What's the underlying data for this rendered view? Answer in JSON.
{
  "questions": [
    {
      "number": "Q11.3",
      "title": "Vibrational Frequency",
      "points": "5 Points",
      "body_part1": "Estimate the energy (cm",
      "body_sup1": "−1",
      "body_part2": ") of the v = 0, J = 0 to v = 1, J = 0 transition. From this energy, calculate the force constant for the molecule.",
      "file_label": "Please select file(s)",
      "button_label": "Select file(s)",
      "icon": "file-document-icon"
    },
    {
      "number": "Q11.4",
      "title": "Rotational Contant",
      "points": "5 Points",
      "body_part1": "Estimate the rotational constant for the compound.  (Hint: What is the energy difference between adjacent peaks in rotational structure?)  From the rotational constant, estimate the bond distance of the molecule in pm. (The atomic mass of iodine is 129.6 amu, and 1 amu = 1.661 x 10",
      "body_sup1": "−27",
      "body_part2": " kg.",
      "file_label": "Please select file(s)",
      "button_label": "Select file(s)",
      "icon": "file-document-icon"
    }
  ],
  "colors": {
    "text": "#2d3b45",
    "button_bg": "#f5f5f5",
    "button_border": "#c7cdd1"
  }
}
━━━━━━━━━━━━━━━━━━━━
◆ **Task statement**
Return the material in full, exactly as shown.

◆ **Exercise solution**
What's the underlying data for this rendered view? Answer in JSON.
{
  "questions": [
    {
      "number": "Q11.3",
      "title": "Vibrational Frequency",
      "points": "5 Points",
      "body_part1": "Estimate the energy (cm",
      "body_sup1": "−1",
      "body_part2": ") of the v = 0, J = 0 to v = 1, J = 0 transition. From this energy, calculate the force constant for the molecule.",
      "file_label": "Please select file(s)",
      "button_label": "Select file(s)",
      "icon": "file-document-icon"
    },
    {
      "number": "Q11.4",
      "title": "Rotational Contant",
      "points": "5 Points",
      "body_part1": "Estimate the rotational constant for the compound.  (Hint: What is the energy difference between adjacent peaks in rotational structure?)  From the rotational constant, estimate the bond distance of the molecule in pm. (The atomic mass of iodine is 129.6 amu, and 1 amu = 1.661 x 10",
      "body_sup1": "−27",
      "body_part2": " kg.",
      "file_label": "Please select file(s)",
      "button_label": "Select file(s)",
      "icon": "file-document-icon"
    }
  ],
  "colors": {
    "text": "#2d3b45",
    "button_bg": "#f5f5f5",
    "button_border": "#c7cdd1"
  }
}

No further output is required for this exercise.